**EXTRACT TO READ**
↓↓↓
Final Project


Basic info

  • Major due dates:
    1. Thu 12/14 5pm: 5min video presentation on Moodle
    2. Mon 12/18 8am: Feedback on video presentations returned by Prof. Kim
    3. Thu 12/21 3pm: Final version of notebook due on Moodle
  • Groups:
    • Google form for group member preferences. Complete by Wed 11/15 9pm.
    • No difference in expectation between group and individual projects
  • Instructions/clarifications added afterwards:
    1. 11/21: Fit between 2-4 models, one of which needs to be an ARIMA model
    2. 11/21: Do a residual analysis of the model selected for forecasting into the future using all the available data
    3. 11/30: Recall the following resources for fitting ARIMA(p,d,q) models
      1. FPP 9.5 sections on “Understanding ARIMA models” and “ACF and PACF plots”
      2. FPP 9.7 Example illustrating flowchart approach on Central African Republic exports
      3. 4th DataCamp course

Criteria

This project will be graded much like a paper written for a humanities class: this is both a quantitative and qualitative analysis where there isn’t a right answer.

  1. Did you incorporate feedback for video presentation in your final report?
  2. You are not being graded on finding “statistically significant” results i.e. the outcome. You are being graded on the quality of your analysis i.e. the process.
↑↑↑
Reproduce the passage of the final project page that opens with the words containing "1. Did you incorporate" and closes with "analysis i.e. the process.". The rows that follow have no connection to the final project page.

**LISTED ENTRIES**
↓↓↓
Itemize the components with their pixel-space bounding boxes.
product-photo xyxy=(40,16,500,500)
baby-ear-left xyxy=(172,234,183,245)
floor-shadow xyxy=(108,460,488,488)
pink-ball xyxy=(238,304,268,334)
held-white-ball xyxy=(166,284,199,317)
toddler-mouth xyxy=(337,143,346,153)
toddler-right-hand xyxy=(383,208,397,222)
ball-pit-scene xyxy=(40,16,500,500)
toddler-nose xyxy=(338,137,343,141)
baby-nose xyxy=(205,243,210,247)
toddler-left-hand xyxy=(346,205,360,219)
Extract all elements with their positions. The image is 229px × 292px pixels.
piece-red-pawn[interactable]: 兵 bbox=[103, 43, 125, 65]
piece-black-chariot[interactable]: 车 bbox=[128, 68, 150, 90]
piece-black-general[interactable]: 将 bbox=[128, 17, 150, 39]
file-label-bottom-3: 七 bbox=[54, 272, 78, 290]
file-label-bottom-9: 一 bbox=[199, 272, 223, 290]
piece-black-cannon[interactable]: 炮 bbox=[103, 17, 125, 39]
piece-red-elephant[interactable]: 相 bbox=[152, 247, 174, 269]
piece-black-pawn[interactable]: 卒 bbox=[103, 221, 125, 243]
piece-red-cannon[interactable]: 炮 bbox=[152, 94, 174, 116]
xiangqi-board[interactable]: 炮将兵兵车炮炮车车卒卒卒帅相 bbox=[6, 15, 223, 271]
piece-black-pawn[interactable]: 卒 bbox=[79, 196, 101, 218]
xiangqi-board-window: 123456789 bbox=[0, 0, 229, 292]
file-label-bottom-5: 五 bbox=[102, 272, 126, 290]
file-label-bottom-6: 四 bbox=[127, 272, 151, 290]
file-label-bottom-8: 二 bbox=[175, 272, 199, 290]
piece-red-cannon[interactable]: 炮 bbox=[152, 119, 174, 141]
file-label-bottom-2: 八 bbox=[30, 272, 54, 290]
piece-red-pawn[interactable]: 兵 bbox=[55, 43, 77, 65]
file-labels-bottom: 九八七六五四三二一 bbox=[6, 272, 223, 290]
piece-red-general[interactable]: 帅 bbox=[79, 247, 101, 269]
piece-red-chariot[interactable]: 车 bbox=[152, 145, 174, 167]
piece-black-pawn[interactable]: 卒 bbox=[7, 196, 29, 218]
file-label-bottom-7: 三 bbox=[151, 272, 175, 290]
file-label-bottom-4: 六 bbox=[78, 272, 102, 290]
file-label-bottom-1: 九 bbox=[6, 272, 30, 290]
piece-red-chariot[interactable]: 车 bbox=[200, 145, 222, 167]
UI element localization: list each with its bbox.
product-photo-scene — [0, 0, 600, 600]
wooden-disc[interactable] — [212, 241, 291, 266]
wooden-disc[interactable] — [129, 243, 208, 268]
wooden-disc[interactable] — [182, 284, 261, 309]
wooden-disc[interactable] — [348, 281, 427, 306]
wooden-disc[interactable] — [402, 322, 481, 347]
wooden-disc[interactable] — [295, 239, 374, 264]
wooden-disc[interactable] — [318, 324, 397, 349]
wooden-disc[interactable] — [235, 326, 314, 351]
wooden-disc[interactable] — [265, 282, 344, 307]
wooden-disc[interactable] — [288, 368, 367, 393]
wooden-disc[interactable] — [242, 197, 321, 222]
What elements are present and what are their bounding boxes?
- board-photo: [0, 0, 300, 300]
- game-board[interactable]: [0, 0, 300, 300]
↑↑↑
**ANSWER FOR THIS EXERCISE**
1. Did you incorporate feedback for video presentation in your final report?
  2. You are not being graded on finding “statistically significant” results i.e. the outcome. You are being graded on the quality of your analysis i.e. the process.